## Exercise objective
Copy out the entries in full and with complete accuracy; pictures are excluded.

## Supplied information
[start]

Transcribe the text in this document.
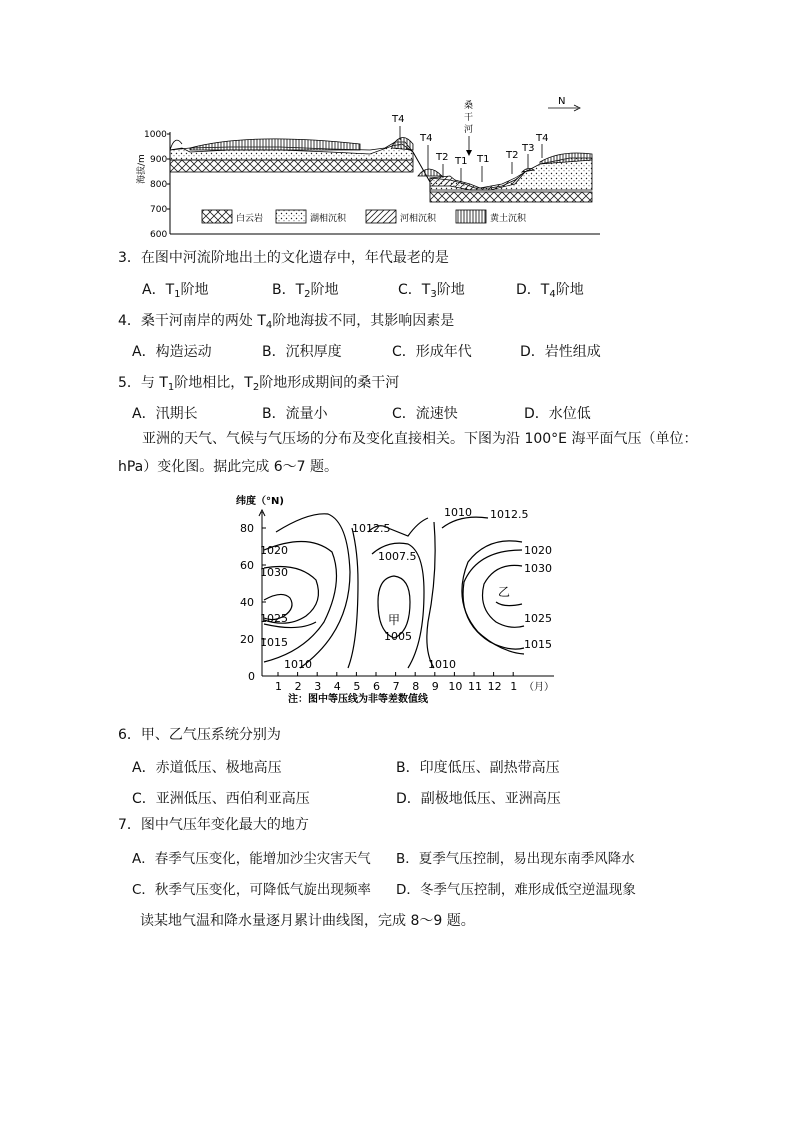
1000
900
800
700
600
海拔/m
T4
T4
T2 T1 T1 T2
T3
T4
桑
干
河
N
白云岩	湖相沉积	河相沉积	黄土沉积
3．在图中河流阶地出土的文化遗存中，年代最老的是
A．$T_1$阶地	B．$T_2$阶地	C．$T_3$阶地	D．$T_4$阶地
4．桑干河南岸的两处 $T_4$阶地海拔不同，其影响因素是
A．构造运动	B．沉积厚度	C．形成年代	D．岩性组成
5．与 $T_1$阶地相比，$T_2$阶地形成期间的桑干河
A．汛期长	B．流量小	C．流速快	D．水位低
亚洲的天气、气候与气压场的分布及变化直接相关。下图为沿 100°E 海平面气压（单位：
hPa）变化图。据此完成 6～7 题。
纬度（°N)
80
60
40
20
0
1 2 3 4 5 6 7 8 9 10 11 12 1 （月）
1010
1012.5
1012.5
1020
1030
1007.5	1020
1030
1025
1015
1010
1005
1025
1015
1010
甲
乙
注：图中等压线为非等差数值线
6．甲、乙气压系统分别为
A．赤道低压、极地高压	B．印度低压、副热带高压
C．亚洲低压、西伯利亚高压	D．副极地低压、亚洲高压
7．图中气压年变化最大的地方
A．春季气压变化，能增加沙尘灾害天气 B．夏季气压控制，易出现东南季风降水
C．秋季气压变化，可降低气旋出现频率 D．冬季气压控制，难形成低空逆温现象
读某地气温和降水量逐月累计曲线图，完成 8～9 题。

[end]

## Written solution
Transcribe the text in this document.
1000
900
800
700
600
海拔/m
T4
T4
T2 T1 T1 T2
T3
T4
桑
干
河
N
白云岩	湖相沉积	河相沉积	黄土沉积
3．在图中河流阶地出土的文化遗存中，年代最老的是
A．$T_1$阶地	B．$T_2$阶地	C．$T_3$阶地	D．$T_4$阶地
4．桑干河南岸的两处 $T_4$阶地海拔不同，其影响因素是
A．构造运动	B．沉积厚度	C．形成年代	D．岩性组成
5．与 $T_1$阶地相比，$T_2$阶地形成期间的桑干河
A．汛期长	B．流量小	C．流速快	D．水位低
亚洲的天气、气候与气压场的分布及变化直接相关。下图为沿 100°E 海平面气压（单位：
hPa）变化图。据此完成 6～7 题。
纬度（°N)
80
60
40
20
0
1 2 3 4 5 6 7 8 9 10 11 12 1 （月）
1010
1012.5
1012.5
1020
1030
1007.5	1020
1030
1025
1015
1010
1005
1025
1015
1010
甲
乙
注：图中等压线为非等差数值线
6．甲、乙气压系统分别为
A．赤道低压、极地高压	B．印度低压、副热带高压
C．亚洲低压、西伯利亚高压	D．副极地低压、亚洲高压
7．图中气压年变化最大的地方
A．春季气压变化，能增加沙尘灾害天气 B．夏季气压控制，易出现东南季风降水
C．秋季气压变化，可降低气旋出现频率 D．冬季气压控制，难形成低空逆温现象
读某地气温和降水量逐月累计曲线图，完成 8～9 题。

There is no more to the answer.